#### Aim of the exercise:
Go through the listing and pick out each line with the word "得意扬扬" in it.

-=-=-=-=-

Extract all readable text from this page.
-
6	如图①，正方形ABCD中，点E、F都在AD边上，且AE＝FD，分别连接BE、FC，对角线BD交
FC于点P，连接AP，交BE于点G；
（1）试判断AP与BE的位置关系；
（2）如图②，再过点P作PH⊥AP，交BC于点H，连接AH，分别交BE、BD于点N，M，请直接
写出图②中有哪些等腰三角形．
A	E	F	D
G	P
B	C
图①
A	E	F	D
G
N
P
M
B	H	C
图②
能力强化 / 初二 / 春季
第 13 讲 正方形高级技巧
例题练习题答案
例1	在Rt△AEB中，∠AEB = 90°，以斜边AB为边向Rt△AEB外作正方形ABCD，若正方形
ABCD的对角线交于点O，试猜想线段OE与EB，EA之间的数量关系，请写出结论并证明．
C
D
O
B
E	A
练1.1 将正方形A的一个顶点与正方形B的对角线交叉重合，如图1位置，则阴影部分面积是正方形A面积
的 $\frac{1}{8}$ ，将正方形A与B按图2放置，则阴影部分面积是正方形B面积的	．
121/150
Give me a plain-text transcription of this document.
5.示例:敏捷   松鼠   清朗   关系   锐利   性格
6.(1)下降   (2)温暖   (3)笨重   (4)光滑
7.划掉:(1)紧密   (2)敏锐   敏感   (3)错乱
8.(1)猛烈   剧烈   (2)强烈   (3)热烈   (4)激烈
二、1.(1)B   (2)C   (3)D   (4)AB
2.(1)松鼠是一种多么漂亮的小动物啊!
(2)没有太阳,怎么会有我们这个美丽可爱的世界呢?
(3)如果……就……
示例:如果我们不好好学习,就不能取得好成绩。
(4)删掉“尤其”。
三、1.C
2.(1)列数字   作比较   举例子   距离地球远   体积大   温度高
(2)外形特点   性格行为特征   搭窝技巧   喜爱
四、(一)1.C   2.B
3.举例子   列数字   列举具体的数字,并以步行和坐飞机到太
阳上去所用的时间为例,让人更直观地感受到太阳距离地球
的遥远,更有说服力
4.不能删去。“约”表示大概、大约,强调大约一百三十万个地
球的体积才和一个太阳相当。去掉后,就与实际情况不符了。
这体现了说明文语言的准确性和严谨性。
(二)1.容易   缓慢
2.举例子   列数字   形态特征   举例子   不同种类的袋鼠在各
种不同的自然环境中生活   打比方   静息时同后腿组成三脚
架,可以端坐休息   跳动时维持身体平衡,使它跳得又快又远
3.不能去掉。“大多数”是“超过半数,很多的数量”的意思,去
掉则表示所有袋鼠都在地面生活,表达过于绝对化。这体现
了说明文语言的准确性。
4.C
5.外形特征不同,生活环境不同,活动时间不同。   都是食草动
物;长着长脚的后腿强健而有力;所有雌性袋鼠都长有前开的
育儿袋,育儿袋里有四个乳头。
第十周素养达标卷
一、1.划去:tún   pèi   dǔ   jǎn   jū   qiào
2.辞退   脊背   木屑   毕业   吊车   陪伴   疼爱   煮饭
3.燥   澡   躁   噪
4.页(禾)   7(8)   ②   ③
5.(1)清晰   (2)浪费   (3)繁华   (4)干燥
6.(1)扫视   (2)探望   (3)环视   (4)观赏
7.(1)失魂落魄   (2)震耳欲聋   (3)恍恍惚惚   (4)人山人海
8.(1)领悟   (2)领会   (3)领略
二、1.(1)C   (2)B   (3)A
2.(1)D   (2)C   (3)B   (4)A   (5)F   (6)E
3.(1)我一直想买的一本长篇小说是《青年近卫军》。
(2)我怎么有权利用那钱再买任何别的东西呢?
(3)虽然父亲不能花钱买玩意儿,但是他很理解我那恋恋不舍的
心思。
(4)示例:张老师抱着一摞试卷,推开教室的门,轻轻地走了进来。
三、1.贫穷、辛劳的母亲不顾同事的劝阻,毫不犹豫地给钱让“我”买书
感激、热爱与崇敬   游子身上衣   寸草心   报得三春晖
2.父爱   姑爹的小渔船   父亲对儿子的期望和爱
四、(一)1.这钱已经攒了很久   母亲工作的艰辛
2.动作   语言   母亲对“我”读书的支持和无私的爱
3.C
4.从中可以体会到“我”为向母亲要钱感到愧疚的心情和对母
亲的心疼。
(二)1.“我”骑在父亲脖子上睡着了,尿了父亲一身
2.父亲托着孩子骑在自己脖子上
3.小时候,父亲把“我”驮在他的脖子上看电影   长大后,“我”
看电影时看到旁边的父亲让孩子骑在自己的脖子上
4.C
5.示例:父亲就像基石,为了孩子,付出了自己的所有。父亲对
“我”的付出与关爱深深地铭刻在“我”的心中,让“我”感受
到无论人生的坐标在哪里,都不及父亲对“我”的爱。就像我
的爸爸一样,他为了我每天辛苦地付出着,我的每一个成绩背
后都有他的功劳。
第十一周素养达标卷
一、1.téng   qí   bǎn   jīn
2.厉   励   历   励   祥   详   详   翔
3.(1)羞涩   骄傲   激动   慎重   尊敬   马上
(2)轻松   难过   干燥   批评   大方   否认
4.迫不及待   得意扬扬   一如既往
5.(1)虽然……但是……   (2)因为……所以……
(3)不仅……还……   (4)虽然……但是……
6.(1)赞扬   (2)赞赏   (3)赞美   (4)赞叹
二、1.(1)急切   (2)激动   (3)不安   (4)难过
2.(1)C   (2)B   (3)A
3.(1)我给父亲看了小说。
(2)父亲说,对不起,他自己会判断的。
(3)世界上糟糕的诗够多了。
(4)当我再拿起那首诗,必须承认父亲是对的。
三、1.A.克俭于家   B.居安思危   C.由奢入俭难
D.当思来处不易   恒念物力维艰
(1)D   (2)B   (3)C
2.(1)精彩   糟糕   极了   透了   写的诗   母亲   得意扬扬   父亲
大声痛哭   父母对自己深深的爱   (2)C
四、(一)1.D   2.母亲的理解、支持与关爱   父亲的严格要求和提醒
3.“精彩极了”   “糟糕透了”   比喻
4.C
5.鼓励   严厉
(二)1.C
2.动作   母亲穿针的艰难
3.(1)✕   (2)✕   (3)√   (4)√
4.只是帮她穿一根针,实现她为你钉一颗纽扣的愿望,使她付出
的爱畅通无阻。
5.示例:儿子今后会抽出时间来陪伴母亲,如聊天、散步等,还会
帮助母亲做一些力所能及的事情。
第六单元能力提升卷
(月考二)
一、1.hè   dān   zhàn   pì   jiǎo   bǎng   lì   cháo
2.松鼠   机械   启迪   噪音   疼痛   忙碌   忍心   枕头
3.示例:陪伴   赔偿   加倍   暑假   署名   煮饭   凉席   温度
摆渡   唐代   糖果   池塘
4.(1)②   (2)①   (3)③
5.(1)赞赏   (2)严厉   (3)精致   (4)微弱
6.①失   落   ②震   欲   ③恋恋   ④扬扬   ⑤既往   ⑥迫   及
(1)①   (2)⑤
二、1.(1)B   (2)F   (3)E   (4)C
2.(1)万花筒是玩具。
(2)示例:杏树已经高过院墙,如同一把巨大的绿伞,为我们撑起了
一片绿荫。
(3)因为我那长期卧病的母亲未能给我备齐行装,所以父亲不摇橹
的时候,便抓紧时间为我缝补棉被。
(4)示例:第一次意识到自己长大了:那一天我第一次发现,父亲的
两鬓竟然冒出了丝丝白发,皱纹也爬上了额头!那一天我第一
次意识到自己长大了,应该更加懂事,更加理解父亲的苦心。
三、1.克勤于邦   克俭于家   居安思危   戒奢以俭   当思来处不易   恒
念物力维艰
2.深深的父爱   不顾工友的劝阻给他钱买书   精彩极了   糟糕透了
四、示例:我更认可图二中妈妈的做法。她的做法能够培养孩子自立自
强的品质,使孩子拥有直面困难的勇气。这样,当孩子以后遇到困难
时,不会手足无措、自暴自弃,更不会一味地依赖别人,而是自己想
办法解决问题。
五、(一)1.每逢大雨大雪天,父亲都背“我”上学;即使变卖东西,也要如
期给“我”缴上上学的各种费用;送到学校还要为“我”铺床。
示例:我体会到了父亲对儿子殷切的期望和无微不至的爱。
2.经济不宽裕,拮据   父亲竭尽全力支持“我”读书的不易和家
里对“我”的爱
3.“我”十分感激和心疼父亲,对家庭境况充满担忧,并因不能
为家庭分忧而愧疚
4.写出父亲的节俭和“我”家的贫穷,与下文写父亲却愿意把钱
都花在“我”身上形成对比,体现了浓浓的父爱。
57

-=-=-=-=-

#### Task output:
4.迫不及待   得意扬扬   一如既往
2.(1)精彩   糟糕   极了   透了   写的诗   母亲   得意扬扬   父亲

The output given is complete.